But once one says that and means it, respecting all victims of crimes, the wretched and derogatory label of Historical Revisionism is slapped onto one to intimidate and bully those engaging in research efforts to bring out the facts of history and equal respect all victims of all totalitarian regimes. One class of victims, hence, in the eyes of the world, becomes worthier than the other. For lasting peace and prosperity in the world the crimes in the name of communism should be assessed as crimes against humanity in the same way Nazi crimes were assessed by the Nuremberg Tribunal. Legal provisions should be introduced that would enable courts of law to judge and sentence perpetrators of Communist crimes and to compensate victims of Communism. But victims of communism largely remain anonymous, faceless, without personal photographs, just piles of skulls and rotting bones in pits, mass graves or piled up into walls of remembrance.

History is undeniably part of an individual and collective awareness and creates identity. It serves to affirm one’s own norms and values, to legitimise rule and claims to leadership, and to develop perspectives for the future. But when that history such as Croatia’s World War II one has been written and kept on life support by the communists with evident help of political aims among the Allies who won the War and when that history has been proven over and over again that it contains significant fabrications in order to justify the communist Yugoslavia enormous crimes against its political opponents then it is our obligation to pursue research and revision of that unjust written history.

“Croatia has to face the culture of remembering that is different from what we would like. We are Europeans now. We have integrated firmly into Europe, which is wonderful news, but mentally we have not entered it. You with the Ustashiade simply cannot go further than Brezice (a small town in Slovenia near the Croatian border). That doesn’t work in Europe. Liberal Europe does not accept Croatia like this,” concluded historian and former communist Yugoslavia fan Ivo Goldstein concluded in his address for the Croatian media the day leading up to the Holocaust Victims Remembrance Day 2023.

Evidently, whether of Jewish heritage, like Goldstein, or not, former communists and those who follow in their mental footsteps today in Croatia fail miserably to acknowledge and accept with open arms the liberal Europe they boast of belonging to. It’s a double standard nobody should tolerate. The Liberal Europe Goldstein refers to had ever since 2009 condemned by parliamentary declaration both the Communist and the Fascist regimes (to which the WWII Ustashe regime is arguably erroneously allocated) because of the totalitarian cloth they wrapped themselves in. For comparison’s sake the communist Yugoslavia murdered or exterminated many more innocent people than what the Ustashe regime did. But, it seems, to people like Goldstein, the term Holocaust holds much more weight for human condemnation and repugnance than what communist crimes do. This is, of course, a catastrophe for humanity as it classifies victims not by their suffering but by their ethnicity, religion, or political leanings. And so, in the case of WWII and post-WWII Croatia, victims of communist purges and exterminations appear insignificant to people like Goldstein, but victims of the Holocaust are significant.

**GIVEN PROBLEM 1**
Please transcribe the rows word for word, beginning with the first row and ending with the row that contains "top-header: PESCARA MULTISERVICE", that row included.

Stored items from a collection
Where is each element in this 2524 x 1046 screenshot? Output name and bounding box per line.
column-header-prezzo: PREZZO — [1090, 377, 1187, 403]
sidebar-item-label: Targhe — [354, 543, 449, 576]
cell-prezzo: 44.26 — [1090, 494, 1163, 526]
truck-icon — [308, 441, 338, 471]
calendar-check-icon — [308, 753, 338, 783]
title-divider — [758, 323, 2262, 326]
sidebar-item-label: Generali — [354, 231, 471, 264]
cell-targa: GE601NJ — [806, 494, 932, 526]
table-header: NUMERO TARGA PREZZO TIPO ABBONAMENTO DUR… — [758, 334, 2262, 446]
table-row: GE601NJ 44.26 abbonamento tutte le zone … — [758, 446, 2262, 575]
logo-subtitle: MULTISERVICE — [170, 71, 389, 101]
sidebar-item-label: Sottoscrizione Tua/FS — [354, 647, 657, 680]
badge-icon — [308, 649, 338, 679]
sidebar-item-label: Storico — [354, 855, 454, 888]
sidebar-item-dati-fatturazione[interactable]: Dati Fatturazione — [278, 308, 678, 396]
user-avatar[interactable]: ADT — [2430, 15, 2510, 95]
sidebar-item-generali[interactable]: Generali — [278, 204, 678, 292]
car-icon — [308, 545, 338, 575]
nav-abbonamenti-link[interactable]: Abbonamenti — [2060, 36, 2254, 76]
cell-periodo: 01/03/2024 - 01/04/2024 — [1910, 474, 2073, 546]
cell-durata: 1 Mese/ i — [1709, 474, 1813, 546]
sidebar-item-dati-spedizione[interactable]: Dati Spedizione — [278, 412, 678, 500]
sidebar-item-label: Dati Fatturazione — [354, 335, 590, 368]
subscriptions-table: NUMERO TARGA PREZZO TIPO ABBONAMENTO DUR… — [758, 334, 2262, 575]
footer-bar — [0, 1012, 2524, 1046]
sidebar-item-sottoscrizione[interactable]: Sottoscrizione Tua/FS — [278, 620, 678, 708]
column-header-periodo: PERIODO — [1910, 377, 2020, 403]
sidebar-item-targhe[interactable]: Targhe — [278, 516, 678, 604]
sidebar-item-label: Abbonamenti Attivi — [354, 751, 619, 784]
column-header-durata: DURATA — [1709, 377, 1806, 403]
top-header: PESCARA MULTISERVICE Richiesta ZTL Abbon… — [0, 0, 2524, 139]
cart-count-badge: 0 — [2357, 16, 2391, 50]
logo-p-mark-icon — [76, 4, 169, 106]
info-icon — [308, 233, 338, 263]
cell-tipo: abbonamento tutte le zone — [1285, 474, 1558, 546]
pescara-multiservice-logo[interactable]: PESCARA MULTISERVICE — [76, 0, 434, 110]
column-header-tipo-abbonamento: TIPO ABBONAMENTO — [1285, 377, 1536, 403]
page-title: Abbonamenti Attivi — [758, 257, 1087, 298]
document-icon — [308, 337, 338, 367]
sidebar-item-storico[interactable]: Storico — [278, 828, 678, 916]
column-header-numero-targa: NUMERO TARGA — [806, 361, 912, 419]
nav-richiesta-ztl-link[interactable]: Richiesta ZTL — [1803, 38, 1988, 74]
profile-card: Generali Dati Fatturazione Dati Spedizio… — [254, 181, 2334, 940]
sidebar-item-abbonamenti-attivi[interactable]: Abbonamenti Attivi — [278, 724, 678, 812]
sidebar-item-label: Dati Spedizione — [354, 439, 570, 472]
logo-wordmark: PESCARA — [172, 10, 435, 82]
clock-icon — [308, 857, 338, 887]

**GIVEN PROBLEM 2**
According to the passage on communist crimes, since what year has the Liberal Europe that Goldstein refers to condemned both the Communist and the Fascist regimes by parliamentary declaration?

**EXERCISE ANSWER 1**
Where is each element in this 2524 x 1046 screenshot? Output name and bounding box per line.
column-header-prezzo: PREZZO — [1090, 377, 1187, 403]
sidebar-item-label: Targhe — [354, 543, 449, 576]
cell-prezzo: 44.26 — [1090, 494, 1163, 526]
truck-icon — [308, 441, 338, 471]
calendar-check-icon — [308, 753, 338, 783]
title-divider — [758, 323, 2262, 326]
sidebar-item-label: Generali — [354, 231, 471, 264]
cell-targa: GE601NJ — [806, 494, 932, 526]
table-header: NUMERO TARGA PREZZO TIPO ABBONAMENTO DUR… — [758, 334, 2262, 446]
table-row: GE601NJ 44.26 abbonamento tutte le zone … — [758, 446, 2262, 575]
logo-subtitle: MULTISERVICE — [170, 71, 389, 101]
sidebar-item-label: Sottoscrizione Tua/FS — [354, 647, 657, 680]
badge-icon — [308, 649, 338, 679]
sidebar-item-label: Storico — [354, 855, 454, 888]
sidebar-item-dati-fatturazione[interactable]: Dati Fatturazione — [278, 308, 678, 396]
user-avatar[interactable]: ADT — [2430, 15, 2510, 95]
sidebar-item-generali[interactable]: Generali — [278, 204, 678, 292]
car-icon — [308, 545, 338, 575]
nav-abbonamenti-link[interactable]: Abbonamenti — [2060, 36, 2254, 76]
cell-periodo: 01/03/2024 - 01/04/2024 — [1910, 474, 2073, 546]
cell-durata: 1 Mese/ i — [1709, 474, 1813, 546]
sidebar-item-dati-spedizione[interactable]: Dati Spedizione — [278, 412, 678, 500]
sidebar-item-label: Dati Fatturazione — [354, 335, 590, 368]
subscriptions-table: NUMERO TARGA PREZZO TIPO ABBONAMENTO DUR… — [758, 334, 2262, 575]
footer-bar — [0, 1012, 2524, 1046]
sidebar-item-sottoscrizione[interactable]: Sottoscrizione Tua/FS — [278, 620, 678, 708]
column-header-periodo: PERIODO — [1910, 377, 2020, 403]
sidebar-item-targhe[interactable]: Targhe — [278, 516, 678, 604]
sidebar-item-label: Abbonamenti Attivi — [354, 751, 619, 784]
column-header-durata: DURATA — [1709, 377, 1806, 403]
top-header: PESCARA MULTISERVICE Richiesta ZTL Abbon… — [0, 0, 2524, 139]

**EXERCISE ANSWER 2**
Since 2009.